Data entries
____________
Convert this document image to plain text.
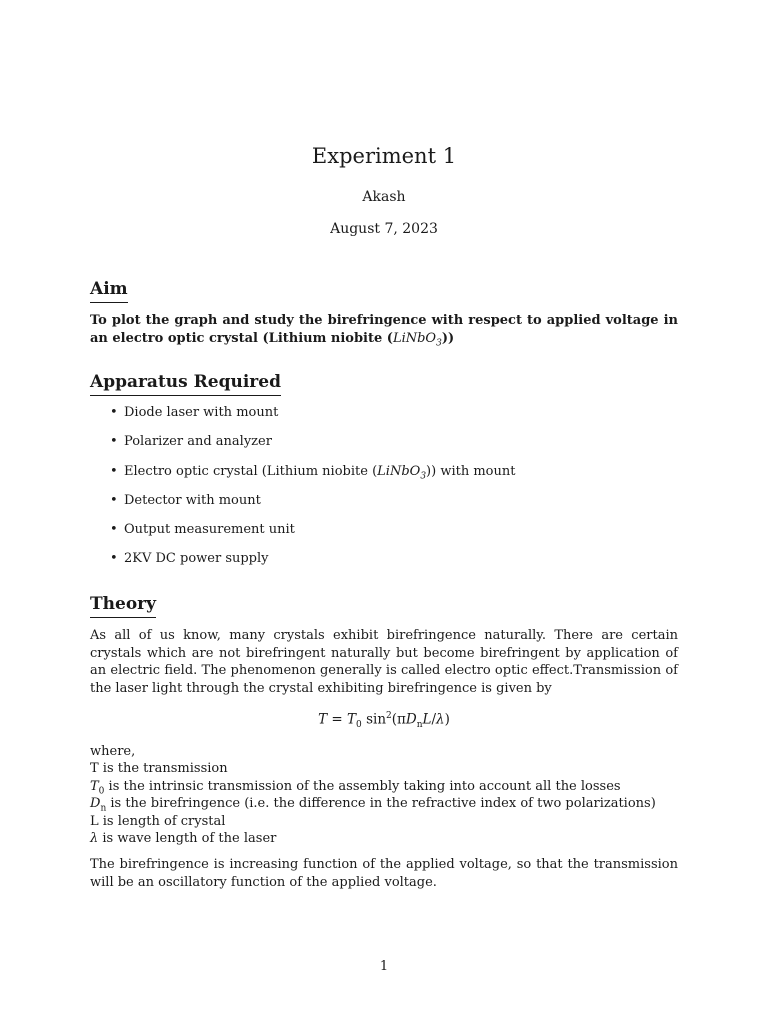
Experiment 1
Akash
August 7, 2023
Aim
To plot the graph and study the birefringence with respect to applied voltage in an electro optic crystal (Lithium niobite (LiNbO$_3$))
Apparatus Required
• Diode laser with mount
• Polarizer and analyzer
• Electro optic crystal (Lithium niobite (LiNbO$_3$)) with mount
• Detector with mount
• Output measurement unit
• 2KV DC power supply
Theory

As all of us know, many crystals exhibit birefringence naturally. There are certain crystals which are not birefringent naturally but become birefringent by application of an electric field. The phenomenon generally is called electro optic effect.Transmission of the laser light through the crystal exhibiting birefringence is given by

$T = T_0$ $\sin^2(\pi D_nL/\lambda)$
where,
T is the transmission
$T_0$ is the intrinsic transmission of the assembly taking into account all the losses
$D_n$ is the birefringence (i.e. the difference in the refractive index of two polarizations)
L is length of crystal
λ is wave length of the laser

The birefringence is increasing function of the applied voltage, so that the transmission will be an oscillatory function of the applied voltage.

1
____________
SET TASK
Print out the whole of the material word for word, without pictures.

RESPONSE TO THIS TASK
Convert this document image to plain text.
Experiment 1
Akash
August 7, 2023
Aim
To plot the graph and study the birefringence with respect to applied voltage in an electro optic crystal (Lithium niobite (LiNbO$_3$))
Apparatus Required
• Diode laser with mount
• Polarizer and analyzer
• Electro optic crystal (Lithium niobite (LiNbO$_3$)) with mount
• Detector with mount
• Output measurement unit
• 2KV DC power supply
Theory

As all of us know, many crystals exhibit birefringence naturally. There are certain crystals which are not birefringent naturally but become birefringent by application of an electric field. The phenomenon generally is called electro optic effect.Transmission of the laser light through the crystal exhibiting birefringence is given by

$T = T_0$ $\sin^2(\pi D_nL/\lambda)$
where,
T is the transmission
$T_0$ is the intrinsic transmission of the assembly taking into account all the losses
$D_n$ is the birefringence (i.e. the difference in the refractive index of two polarizations)
L is length of crystal
λ is wave length of the laser

The birefringence is increasing function of the applied voltage, so that the transmission will be an oscillatory function of the applied voltage.

1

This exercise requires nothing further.